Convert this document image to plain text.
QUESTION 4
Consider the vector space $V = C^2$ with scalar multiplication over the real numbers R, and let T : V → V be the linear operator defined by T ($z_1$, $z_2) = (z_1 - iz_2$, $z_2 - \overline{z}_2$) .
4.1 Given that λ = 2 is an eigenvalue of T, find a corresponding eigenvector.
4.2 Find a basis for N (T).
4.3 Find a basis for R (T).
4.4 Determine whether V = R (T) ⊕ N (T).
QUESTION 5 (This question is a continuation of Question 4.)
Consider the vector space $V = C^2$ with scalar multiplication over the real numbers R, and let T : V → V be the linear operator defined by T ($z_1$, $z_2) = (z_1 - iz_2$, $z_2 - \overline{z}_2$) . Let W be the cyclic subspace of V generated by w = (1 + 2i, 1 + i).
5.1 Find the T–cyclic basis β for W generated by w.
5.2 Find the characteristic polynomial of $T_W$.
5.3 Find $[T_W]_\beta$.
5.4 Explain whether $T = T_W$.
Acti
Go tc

──────

Show each line holding the word "scalar".

Consider the vector space $V = C^2$ with scalar multiplication over the real numbers R, and let T : V → V be the linear operator defined by T ($z_1$, $z_2) = (z_1 - iz_2$, $z_2 - \overline{z}_2$) .
Consider the vector space $V = C^2$ with scalar multiplication over the real numbers R, and let T : V → V be the linear operator defined by T ($z_1$, $z_2) = (z_1 - iz_2$, $z_2 - \overline{z}_2$) . Let W be the cyclic subspace of V generated by w = (1 + 2i, 1 + i).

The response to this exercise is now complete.